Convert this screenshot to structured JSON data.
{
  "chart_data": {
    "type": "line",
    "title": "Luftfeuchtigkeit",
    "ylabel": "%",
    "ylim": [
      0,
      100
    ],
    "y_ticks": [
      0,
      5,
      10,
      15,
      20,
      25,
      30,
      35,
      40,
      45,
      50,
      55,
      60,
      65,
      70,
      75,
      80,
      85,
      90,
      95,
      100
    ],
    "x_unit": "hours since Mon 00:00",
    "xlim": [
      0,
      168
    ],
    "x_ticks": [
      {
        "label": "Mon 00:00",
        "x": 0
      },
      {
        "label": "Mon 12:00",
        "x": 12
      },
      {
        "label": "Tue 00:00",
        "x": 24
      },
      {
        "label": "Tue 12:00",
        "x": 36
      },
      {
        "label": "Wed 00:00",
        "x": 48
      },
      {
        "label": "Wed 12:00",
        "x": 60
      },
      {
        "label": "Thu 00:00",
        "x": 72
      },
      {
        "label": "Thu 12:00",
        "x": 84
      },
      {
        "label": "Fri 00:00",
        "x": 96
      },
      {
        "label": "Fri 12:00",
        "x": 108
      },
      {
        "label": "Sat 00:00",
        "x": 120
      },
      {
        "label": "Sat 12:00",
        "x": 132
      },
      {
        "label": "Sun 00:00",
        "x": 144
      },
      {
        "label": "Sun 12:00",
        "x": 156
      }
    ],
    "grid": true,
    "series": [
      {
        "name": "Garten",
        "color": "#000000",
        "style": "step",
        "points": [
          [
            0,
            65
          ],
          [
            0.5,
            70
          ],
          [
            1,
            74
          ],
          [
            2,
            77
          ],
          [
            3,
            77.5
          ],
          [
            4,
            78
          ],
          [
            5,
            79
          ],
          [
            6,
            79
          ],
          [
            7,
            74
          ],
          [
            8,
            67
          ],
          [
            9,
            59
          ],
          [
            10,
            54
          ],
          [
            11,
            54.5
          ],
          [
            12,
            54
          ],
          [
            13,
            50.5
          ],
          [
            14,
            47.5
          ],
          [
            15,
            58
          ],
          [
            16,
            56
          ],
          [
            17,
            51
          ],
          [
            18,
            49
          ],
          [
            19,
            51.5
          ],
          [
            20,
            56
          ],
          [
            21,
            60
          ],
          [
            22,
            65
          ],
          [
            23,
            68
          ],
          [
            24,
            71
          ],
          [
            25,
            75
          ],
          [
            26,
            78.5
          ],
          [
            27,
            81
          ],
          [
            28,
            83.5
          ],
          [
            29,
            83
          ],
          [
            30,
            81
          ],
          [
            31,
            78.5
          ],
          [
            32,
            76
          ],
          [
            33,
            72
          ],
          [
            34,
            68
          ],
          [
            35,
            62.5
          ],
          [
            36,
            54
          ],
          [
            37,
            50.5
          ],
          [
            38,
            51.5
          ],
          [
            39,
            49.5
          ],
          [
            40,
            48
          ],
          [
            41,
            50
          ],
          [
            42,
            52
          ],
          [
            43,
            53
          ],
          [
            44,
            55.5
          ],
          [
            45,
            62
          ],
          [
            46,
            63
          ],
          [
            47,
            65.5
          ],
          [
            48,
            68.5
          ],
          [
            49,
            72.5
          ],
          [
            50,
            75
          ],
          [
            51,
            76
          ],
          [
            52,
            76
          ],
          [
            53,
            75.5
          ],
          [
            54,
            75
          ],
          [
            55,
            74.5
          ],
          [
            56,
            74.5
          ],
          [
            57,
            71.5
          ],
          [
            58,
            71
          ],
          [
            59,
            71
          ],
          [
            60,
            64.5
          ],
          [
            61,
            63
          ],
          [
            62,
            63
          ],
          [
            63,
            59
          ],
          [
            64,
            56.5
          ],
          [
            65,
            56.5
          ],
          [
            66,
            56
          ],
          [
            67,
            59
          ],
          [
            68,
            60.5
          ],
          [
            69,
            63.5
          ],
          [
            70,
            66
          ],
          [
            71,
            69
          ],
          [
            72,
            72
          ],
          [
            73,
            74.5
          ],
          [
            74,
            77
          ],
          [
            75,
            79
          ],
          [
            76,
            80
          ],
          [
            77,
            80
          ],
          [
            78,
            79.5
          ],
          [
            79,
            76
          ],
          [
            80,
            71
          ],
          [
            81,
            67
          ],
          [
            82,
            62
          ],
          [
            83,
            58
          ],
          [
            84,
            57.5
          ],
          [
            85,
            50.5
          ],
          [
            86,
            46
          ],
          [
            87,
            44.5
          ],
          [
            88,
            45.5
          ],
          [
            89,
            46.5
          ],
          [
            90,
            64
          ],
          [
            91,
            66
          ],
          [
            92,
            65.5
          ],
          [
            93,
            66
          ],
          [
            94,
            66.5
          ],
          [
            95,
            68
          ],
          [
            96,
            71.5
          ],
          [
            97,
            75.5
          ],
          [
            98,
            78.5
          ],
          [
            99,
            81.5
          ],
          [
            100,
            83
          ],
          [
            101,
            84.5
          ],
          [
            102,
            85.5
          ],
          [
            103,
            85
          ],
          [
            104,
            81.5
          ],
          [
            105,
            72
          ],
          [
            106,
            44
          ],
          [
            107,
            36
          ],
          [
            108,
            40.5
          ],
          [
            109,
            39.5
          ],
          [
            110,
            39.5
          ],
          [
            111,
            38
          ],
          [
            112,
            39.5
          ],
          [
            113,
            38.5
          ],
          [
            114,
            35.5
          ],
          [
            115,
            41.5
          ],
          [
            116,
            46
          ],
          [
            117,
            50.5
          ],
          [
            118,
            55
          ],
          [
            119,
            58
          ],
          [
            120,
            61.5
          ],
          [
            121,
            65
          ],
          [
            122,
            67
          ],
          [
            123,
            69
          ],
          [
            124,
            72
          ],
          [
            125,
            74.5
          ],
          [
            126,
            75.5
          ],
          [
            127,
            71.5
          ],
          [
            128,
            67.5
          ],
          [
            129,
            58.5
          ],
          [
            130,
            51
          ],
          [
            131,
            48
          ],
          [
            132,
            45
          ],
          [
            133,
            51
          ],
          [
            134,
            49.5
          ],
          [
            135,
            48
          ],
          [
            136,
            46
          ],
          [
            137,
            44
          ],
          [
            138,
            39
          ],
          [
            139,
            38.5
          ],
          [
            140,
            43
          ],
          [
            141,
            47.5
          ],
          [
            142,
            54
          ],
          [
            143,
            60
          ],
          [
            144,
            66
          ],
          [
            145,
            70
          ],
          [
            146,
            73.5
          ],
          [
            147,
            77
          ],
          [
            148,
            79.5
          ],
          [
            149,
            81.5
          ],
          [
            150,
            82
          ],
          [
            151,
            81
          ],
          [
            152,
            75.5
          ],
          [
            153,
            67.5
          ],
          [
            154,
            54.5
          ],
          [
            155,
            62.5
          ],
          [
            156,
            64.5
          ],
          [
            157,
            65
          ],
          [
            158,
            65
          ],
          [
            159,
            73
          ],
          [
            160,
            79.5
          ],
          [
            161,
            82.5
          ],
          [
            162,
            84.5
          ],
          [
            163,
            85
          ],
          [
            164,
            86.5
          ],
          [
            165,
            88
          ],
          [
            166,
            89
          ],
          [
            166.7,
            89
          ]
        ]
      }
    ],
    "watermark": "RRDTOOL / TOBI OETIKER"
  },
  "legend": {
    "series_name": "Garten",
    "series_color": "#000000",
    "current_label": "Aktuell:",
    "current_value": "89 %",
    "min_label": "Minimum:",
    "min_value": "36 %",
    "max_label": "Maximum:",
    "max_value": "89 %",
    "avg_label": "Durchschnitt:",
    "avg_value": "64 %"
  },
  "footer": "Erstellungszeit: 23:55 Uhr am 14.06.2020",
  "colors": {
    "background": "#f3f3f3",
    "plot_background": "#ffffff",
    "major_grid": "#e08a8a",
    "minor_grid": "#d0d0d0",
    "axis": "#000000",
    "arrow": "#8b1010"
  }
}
++++++
What is expected:
Your task is to repeat each line of the material exactly.

Output for this exercise:
Convert this screenshot to structured JSON data.
{
  "chart_data": {
    "type": "line",
    "title": "Luftfeuchtigkeit",
    "ylabel": "%",
    "ylim": [
      0,
      100
    ],
    "y_ticks": [
      0,
      5,
      10,
      15,
      20,
      25,
      30,
      35,
      40,
      45,
      50,
      55,
      60,
      65,
      70,
      75,
      80,
      85,
      90,
      95,
      100
    ],
    "x_unit": "hours since Mon 00:00",
    "xlim": [
      0,
      168
    ],
    "x_ticks": [
      {
        "label": "Mon 00:00",
        "x": 0
      },
      {
        "label": "Mon 12:00",
        "x": 12
      },
      {
        "label": "Tue 00:00",
        "x": 24
      },
      {
        "label": "Tue 12:00",
        "x": 36
      },
      {
        "label": "Wed 00:00",
        "x": 48
      },
      {
        "label": "Wed 12:00",
        "x": 60
      },
      {
        "label": "Thu 00:00",
        "x": 72
      },
      {
        "label": "Thu 12:00",
        "x": 84
      },
      {
        "label": "Fri 00:00",
        "x": 96
      },
      {
        "label": "Fri 12:00",
        "x": 108
      },
      {
        "label": "Sat 00:00",
        "x": 120
      },
      {
        "label": "Sat 12:00",
        "x": 132
      },
      {
        "label": "Sun 00:00",
        "x": 144
      },
      {
        "label": "Sun 12:00",
        "x": 156
      }
    ],
    "grid": true,
    "series": [
      {
        "name": "Garten",
        "color": "#000000",
        "style": "step",
        "points": [
          [
            0,
            65
          ],
          [
            0.5,
            70
          ],
          [
            1,
            74
          ],
          [
            2,
            77
          ],
          [
            3,
            77.5
          ],
          [
            4,
            78
          ],
          [
            5,
            79
          ],
          [
            6,
            79
          ],
          [
            7,
            74
          ],
          [
            8,
            67
          ],
          [
            9,
            59
          ],
          [
            10,
            54
          ],
          [
            11,
            54.5
          ],
          [
            12,
            54
          ],
          [
            13,
            50.5
          ],
          [
            14,
            47.5
          ],
          [
            15,
            58
          ],
          [
            16,
            56
          ],
          [
            17,
            51
          ],
          [
            18,
            49
          ],
          [
            19,
            51.5
          ],
          [
            20,
            56
          ],
          [
            21,
            60
          ],
          [
            22,
            65
          ],
          [
            23,
            68
          ],
          [
            24,
            71
          ],
          [
            25,
            75
          ],
          [
            26,
            78.5
          ],
          [
            27,
            81
          ],
          [
            28,
            83.5
          ],
          [
            29,
            83
          ],
          [
            30,
            81
          ],
          [
            31,
            78.5
          ],
          [
            32,
            76
          ],
          [
            33,
            72
          ],
          [
            34,
            68
          ],
          [
            35,
            62.5
          ],
          [
            36,
            54
          ],
          [
            37,
            50.5
          ],
          [
            38,
            51.5
          ],
          [
            39,
            49.5
          ],
          [
            40,
            48
          ],
          [
            41,
            50
          ],
          [
            42,
            52
          ],
          [
            43,
            53
          ],
          [
            44,
            55.5
          ],
          [
            45,
            62
          ],
          [
            46,
            63
          ],
          [
            47,
            65.5
          ],
          [
            48,
            68.5
          ],
          [
            49,
            72.5
          ],
          [
            50,
            75
          ],
          [
            51,
            76
          ],
          [
            52,
            76
          ],
          [
            53,
            75.5
          ],
          [
            54,
            75
          ],
          [
            55,
            74.5
          ],
          [
            56,
            74.5
          ],
          [
            57,
            71.5
          ],
          [
            58,
            71
          ],
          [
            59,
            71
          ],
          [
            60,
            64.5
          ],
          [
            61,
            63
          ],
          [
            62,
            63
          ],
          [
            63,
            59
          ],
          [
            64,
            56.5
          ],
          [
            65,
            56.5
          ],
          [
            66,
            56
          ],
          [
            67,
            59
          ],
          [
            68,
            60.5
          ],
          [
            69,
            63.5
          ],
          [
            70,
            66
          ],
          [
            71,
            69
          ],
          [
            72,
            72
          ],
          [
            73,
            74.5
          ],
          [
            74,
            77
          ],
          [
            75,
            79
          ],
          [
            76,
            80
          ],
          [
            77,
            80
          ],
          [
            78,
            79.5
          ],
          [
            79,
            76
          ],
          [
            80,
            71
          ],
          [
            81,
            67
          ],
          [
            82,
            62
          ],
          [
            83,
            58
          ],
          [
            84,
            57.5
          ],
          [
            85,
            50.5
          ],
          [
            86,
            46
          ],
          [
            87,
            44.5
          ],
          [
            88,
            45.5
          ],
          [
            89,
            46.5
          ],
          [
            90,
            64
          ],
          [
            91,
            66
          ],
          [
            92,
            65.5
          ],
          [
            93,
            66
          ],
          [
            94,
            66.5
          ],
          [
            95,
            68
          ],
          [
            96,
            71.5
          ],
          [
            97,
            75.5
          ],
          [
            98,
            78.5
          ],
          [
            99,
            81.5
          ],
          [
            100,
            83
          ],
          [
            101,
            84.5
          ],
          [
            102,
            85.5
          ],
          [
            103,
            85
          ],
          [
            104,
            81.5
          ],
          [
            105,
            72
          ],
          [
            106,
            44
          ],
          [
            107,
            36
          ],
          [
            108,
            40.5
          ],
          [
            109,
            39.5
          ],
          [
            110,
            39.5
          ],
          [
            111,
            38
          ],
          [
            112,
            39.5
          ],
          [
            113,
            38.5
          ],
          [
            114,
            35.5
          ],
          [
            115,
            41.5
          ],
          [
            116,
            46
          ],
          [
            117,
            50.5
          ],
          [
            118,
            55
          ],
          [
            119,
            58
          ],
          [
            120,
            61.5
          ],
          [
            121,
            65
          ],
          [
            122,
            67
          ],
          [
            123,
            69
          ],
          [
            124,
            72
          ],
          [
            125,
            74.5
          ],
          [
            126,
            75.5
          ],
          [
            127,
            71.5
          ],
          [
            128,
            67.5
          ],
          [
            129,
            58.5
          ],
          [
            130,
            51
          ],
          [
            131,
            48
          ],
          [
            132,
            45
          ],
          [
            133,
            51
          ],
          [
            134,
            49.5
          ],
          [
            135,
            48
          ],
          [
            136,
            46
          ],
          [
            137,
            44
          ],
          [
            138,
            39
          ],
          [
            139,
            38.5
          ],
          [
            140,
            43
          ],
          [
            141,
            47.5
          ],
          [
            142,
            54
          ],
          [
            143,
            60
          ],
          [
            144,
            66
          ],
          [
            145,
            70
          ],
          [
            146,
            73.5
          ],
          [
            147,
            77
          ],
          [
            148,
            79.5
          ],
          [
            149,
            81.5
          ],
          [
            150,
            82
          ],
          [
            151,
            81
          ],
          [
            152,
            75.5
          ],
          [
            153,
            67.5
          ],
          [
            154,
            54.5
          ],
          [
            155,
            62.5
          ],
          [
            156,
            64.5
          ],
          [
            157,
            65
          ],
          [
            158,
            65
          ],
          [
            159,
            73
          ],
          [
            160,
            79.5
          ],
          [
            161,
            82.5
          ],
          [
            162,
            84.5
          ],
          [
            163,
            85
          ],
          [
            164,
            86.5
          ],
          [
            165,
            88
          ],
          [
            166,
            89
          ],
          [
            166.7,
            89
          ]
        ]
      }
    ],
    "watermark": "RRDTOOL / TOBI OETIKER"
  },
  "legend": {
    "series_name": "Garten",
    "series_color": "#000000",
    "current_label": "Aktuell:",
    "current_value": "89 %",
    "min_label": "Minimum:",
    "min_value": "36 %",
    "max_label": "Maximum:",
    "max_value": "89 %",
    "avg_label": "Durchschnitt:",
    "avg_value": "64 %"
  },
  "footer": "Erstellungszeit: 23:55 Uhr am 14.06.2020",
  "colors": {
    "background": "#f3f3f3",
    "plot_background": "#ffffff",
    "major_grid": "#e08a8a",
    "minor_grid": "#d0d0d0",
    "axis": "#000000",
    "arrow": "#8b1010"
  }
}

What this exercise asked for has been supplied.